■ **Short task**:
Give all the lines below again, exactly, with no pictures.

Saved data entries
■ ■ ■ ■ ■

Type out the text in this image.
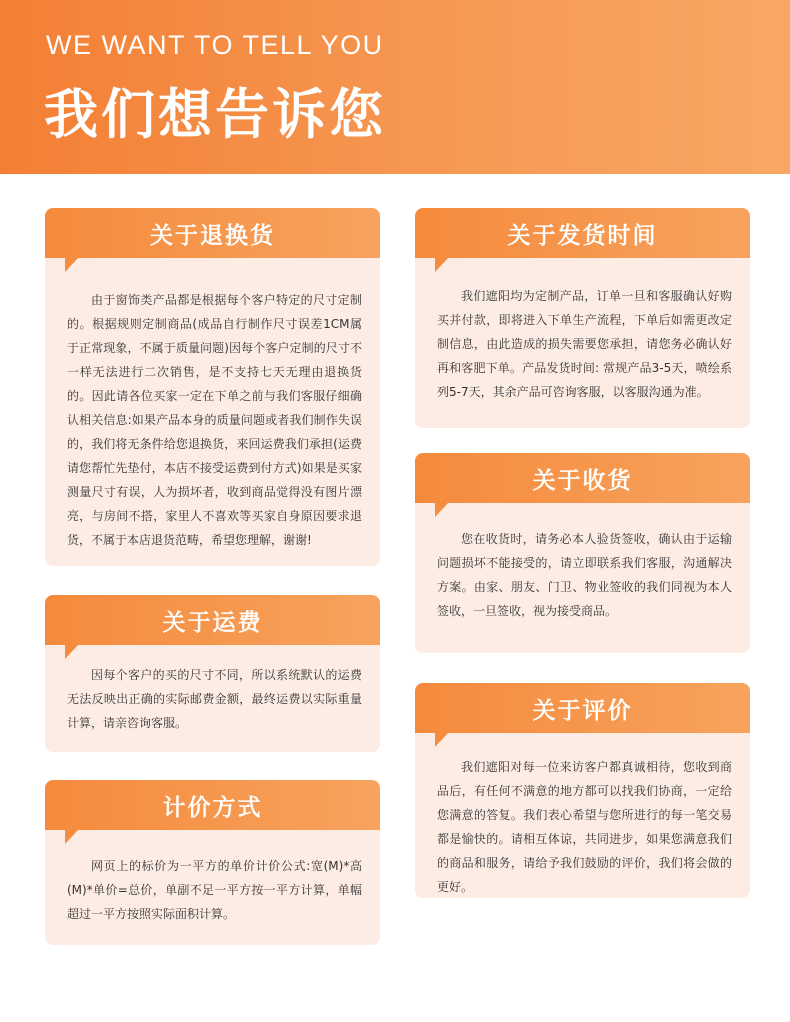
WE WANT TO TELL YOU
我们想告诉您
关于退换货
由于窗饰类产品都是根据每个客户特定的尺寸定制的。根据规则定制商品(成品自行制作尺寸误差1CM属于正常现象，不属于质量问题)因每个客户定制的尺寸不一样无法进行二次销售，是不支持七天无理由退换货的。因此请各位买家一定在下单之前与我们客服仔细确认相关信息:如果产品本身的质量问题或者我们制作失误的，我们将无条件给您退换货，来回运费我们承担(运费请您帮忙先垫付，本店不接受运费到付方式)如果是买家测量尺寸有误，人为损坏者，收到商品觉得没有图片漂亮，与房间不搭，家里人不喜欢等买家自身原因要求退货，不属于本店退货范畴，希望您理解，谢谢!
关于运费
因每个客户的买的尺寸不同，所以系统默认的运费无法反映出正确的实际邮费金额，最终运费以实际重量计算，请亲咨询客服。
计价方式
网页上的标价为一平方的单价计价公式:宽(M)*高(M)*单价=总价，单副不足一平方按一平方计算，单幅超过一平方按照实际面积计算。
关于发货时间
我们遮阳均为定制产品，订单一旦和客服确认好购买并付款，即将进入下单生产流程，下单后如需更改定制信息，由此造成的损失需要您承担，请您务必确认好再和客肥下单。产品发货时间: 常规产品3-5天，喷绘系列5-7天，其余产品可咨询客服，以客服沟通为准。
关于收货
您在收货时，请务必本人验货签收，确认由于运输问题损坏不能接受的，请立即联系我们客服，沟通解决方案。由家、朋友、门卫、物业签收的我们同视为本人签收，一旦签收，视为接受商品。
关于评价
我们遮阳对每一位来访客户都真诚相待，您收到商品后，有任何不满意的地方都可以找我们协商，一定给您满意的答复。我们表心希望与您所进行的每一笔交易都是愉快的。请相互体谅，共同进步，如果您满意我们的商品和服务，请给予我们鼓励的评价，我们将会做的更好。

■ ■ ■ ■ ■

■ **Complete output**:
Type out the text in this image.
WE WANT TO TELL YOU
我们想告诉您
关于退换货
由于窗饰类产品都是根据每个客户特定的尺寸定制的。根据规则定制商品(成品自行制作尺寸误差1CM属于正常现象，不属于质量问题)因每个客户定制的尺寸不一样无法进行二次销售，是不支持七天无理由退换货的。因此请各位买家一定在下单之前与我们客服仔细确认相关信息:如果产品本身的质量问题或者我们制作失误的，我们将无条件给您退换货，来回运费我们承担(运费请您帮忙先垫付，本店不接受运费到付方式)如果是买家测量尺寸有误，人为损坏者，收到商品觉得没有图片漂亮，与房间不搭，家里人不喜欢等买家自身原因要求退货，不属于本店退货范畴，希望您理解，谢谢!
关于运费
因每个客户的买的尺寸不同，所以系统默认的运费无法反映出正确的实际邮费金额，最终运费以实际重量计算，请亲咨询客服。
计价方式
网页上的标价为一平方的单价计价公式:宽(M)*高(M)*单价=总价，单副不足一平方按一平方计算，单幅超过一平方按照实际面积计算。
关于发货时间
我们遮阳均为定制产品，订单一旦和客服确认好购买并付款，即将进入下单生产流程，下单后如需更改定制信息，由此造成的损失需要您承担，请您务必确认好再和客肥下单。产品发货时间: 常规产品3-5天，喷绘系列5-7天，其余产品可咨询客服，以客服沟通为准。
关于收货
您在收货时，请务必本人验货签收，确认由于运输问题损坏不能接受的，请立即联系我们客服，沟通解决方案。由家、朋友、门卫、物业签收的我们同视为本人签收，一旦签收，视为接受商品。
关于评价
我们遮阳对每一位来访客户都真诚相待，您收到商品后，有任何不满意的地方都可以找我们协商，一定给您满意的答复。我们表心希望与您所进行的每一笔交易都是愉快的。请相互体谅，共同进步，如果您满意我们的商品和服务，请给予我们鼓励的评价，我们将会做的更好。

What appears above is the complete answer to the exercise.